● DIRECTIONS:
Every entry needs to be printed exactly, please.

:::

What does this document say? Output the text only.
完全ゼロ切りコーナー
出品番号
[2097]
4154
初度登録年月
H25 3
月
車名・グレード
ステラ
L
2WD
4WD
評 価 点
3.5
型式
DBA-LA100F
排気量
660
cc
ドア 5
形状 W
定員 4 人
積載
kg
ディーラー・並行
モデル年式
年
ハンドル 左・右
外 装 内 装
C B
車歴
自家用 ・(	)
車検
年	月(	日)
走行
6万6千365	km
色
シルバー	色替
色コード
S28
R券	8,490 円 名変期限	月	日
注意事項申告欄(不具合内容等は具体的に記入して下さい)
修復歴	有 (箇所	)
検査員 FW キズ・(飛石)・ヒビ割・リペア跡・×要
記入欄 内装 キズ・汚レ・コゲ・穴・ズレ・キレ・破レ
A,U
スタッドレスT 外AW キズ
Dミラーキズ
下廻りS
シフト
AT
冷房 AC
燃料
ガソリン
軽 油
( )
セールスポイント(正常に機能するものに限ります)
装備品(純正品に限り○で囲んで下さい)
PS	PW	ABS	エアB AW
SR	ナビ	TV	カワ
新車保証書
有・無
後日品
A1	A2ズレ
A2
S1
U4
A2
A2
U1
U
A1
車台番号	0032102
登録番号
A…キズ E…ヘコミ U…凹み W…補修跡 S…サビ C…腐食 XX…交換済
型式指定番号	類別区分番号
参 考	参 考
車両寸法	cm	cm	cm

:::

● REPLY TO THE EXERCISE:
What does this document say? Output the text only.
完全ゼロ切りコーナー
出品番号
[2097]
4154
初度登録年月
H25 3
月
車名・グレード
ステラ
L
2WD
4WD
評 価 点
3.5
型式
DBA-LA100F
排気量
660
cc
ドア 5
形状 W
定員 4 人
積載
kg
ディーラー・並行
モデル年式
年
ハンドル 左・右
外 装 内 装
C B
車歴
自家用 ・(	)
車検
年	月(	日)
走行
6万6千365	km
色
シルバー	色替
色コード
S28
R券	8,490 円 名変期限	月	日
注意事項申告欄(不具合内容等は具体的に記入して下さい)
修復歴	有 (箇所	)
検査員 FW キズ・(飛石)・ヒビ割・リペア跡・×要
記入欄 内装 キズ・汚レ・コゲ・穴・ズレ・キレ・破レ
A,U
スタッドレスT 外AW キズ
Dミラーキズ
下廻りS
シフト
AT
冷房 AC
燃料
ガソリン
軽 油
( )
セールスポイント(正常に機能するものに限ります)
装備品(純正品に限り○で囲んで下さい)
PS	PW	ABS	エアB AW
SR	ナビ	TV	カワ
新車保証書
有・無
後日品
A1	A2ズレ
A2
S1
U4
A2
A2
U1
U
A1
車台番号	0032102
登録番号
A…キズ E…ヘコミ U…凹み W…補修跡 S…サビ C…腐食 XX…交換済
型式指定番号	類別区分番号
参 考	参 考
車両寸法	cm	cm	cm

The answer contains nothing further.